# EXERCISE:
Without omitting anything, return the records precisely as given.

(A block of data)

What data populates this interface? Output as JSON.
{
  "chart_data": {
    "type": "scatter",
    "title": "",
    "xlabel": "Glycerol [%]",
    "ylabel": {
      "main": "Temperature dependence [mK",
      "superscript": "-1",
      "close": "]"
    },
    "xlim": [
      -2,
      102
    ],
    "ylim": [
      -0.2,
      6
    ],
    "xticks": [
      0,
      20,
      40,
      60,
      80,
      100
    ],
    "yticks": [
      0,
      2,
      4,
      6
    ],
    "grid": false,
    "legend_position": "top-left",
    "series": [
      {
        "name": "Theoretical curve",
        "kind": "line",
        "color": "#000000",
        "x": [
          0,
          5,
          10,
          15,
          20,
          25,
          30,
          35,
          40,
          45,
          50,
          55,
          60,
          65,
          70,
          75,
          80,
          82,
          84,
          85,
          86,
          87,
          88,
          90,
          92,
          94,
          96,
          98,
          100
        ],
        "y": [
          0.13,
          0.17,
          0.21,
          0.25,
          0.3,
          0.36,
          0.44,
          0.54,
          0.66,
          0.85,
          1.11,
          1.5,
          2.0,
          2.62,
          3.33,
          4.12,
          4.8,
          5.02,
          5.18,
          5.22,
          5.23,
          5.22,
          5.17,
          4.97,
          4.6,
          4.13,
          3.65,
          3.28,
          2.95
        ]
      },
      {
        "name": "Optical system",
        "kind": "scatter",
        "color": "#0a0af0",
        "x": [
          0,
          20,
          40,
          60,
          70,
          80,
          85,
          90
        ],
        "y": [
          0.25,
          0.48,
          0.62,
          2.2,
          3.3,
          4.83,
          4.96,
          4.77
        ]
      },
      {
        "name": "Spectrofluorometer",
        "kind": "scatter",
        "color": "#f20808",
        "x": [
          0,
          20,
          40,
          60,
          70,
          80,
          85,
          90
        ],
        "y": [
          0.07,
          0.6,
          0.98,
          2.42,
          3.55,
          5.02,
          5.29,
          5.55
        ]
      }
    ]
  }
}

# FINISHED EXERCISE:
What data populates this interface? Output as JSON.
{
  "chart_data": {
    "type": "scatter",
    "title": "",
    "xlabel": "Glycerol [%]",
    "ylabel": {
      "main": "Temperature dependence [mK",
      "superscript": "-1",
      "close": "]"
    },
    "xlim": [
      -2,
      102
    ],
    "ylim": [
      -0.2,
      6
    ],
    "xticks": [
      0,
      20,
      40,
      60,
      80,
      100
    ],
    "yticks": [
      0,
      2,
      4,
      6
    ],
    "grid": false,
    "legend_position": "top-left",
    "series": [
      {
        "name": "Theoretical curve",
        "kind": "line",
        "color": "#000000",
        "x": [
          0,
          5,
          10,
          15,
          20,
          25,
          30,
          35,
          40,
          45,
          50,
          55,
          60,
          65,
          70,
          75,
          80,
          82,
          84,
          85,
          86,
          87,
          88,
          90,
          92,
          94,
          96,
          98,
          100
        ],
        "y": [
          0.13,
          0.17,
          0.21,
          0.25,
          0.3,
          0.36,
          0.44,
          0.54,
          0.66,
          0.85,
          1.11,
          1.5,
          2.0,
          2.62,
          3.33,
          4.12,
          4.8,
          5.02,
          5.18,
          5.22,
          5.23,
          5.22,
          5.17,
          4.97,
          4.6,
          4.13,
          3.65,
          3.28,
          2.95
        ]
      },
      {
        "name": "Optical system",
        "kind": "scatter",
        "color": "#0a0af0",
        "x": [
          0,
          20,
          40,
          60,
          70,
          80,
          85,
          90
        ],
        "y": [
          0.25,
          0.48,
          0.62,
          2.2,
          3.3,
          4.83,
          4.96,
          4.77
        ]
      },
      {
        "name": "Spectrofluorometer",
        "kind": "scatter",
        "color": "#f20808",
        "x": [
          0,
          20,
          40,
          60,
          70,
          80,
          85,
          90
        ],
        "y": [
          0.07,
          0.6,
          0.98,
          2.42,
          3.55,
          5.02,
          5.29,
          5.55
        ]
      }
    ]
  }
}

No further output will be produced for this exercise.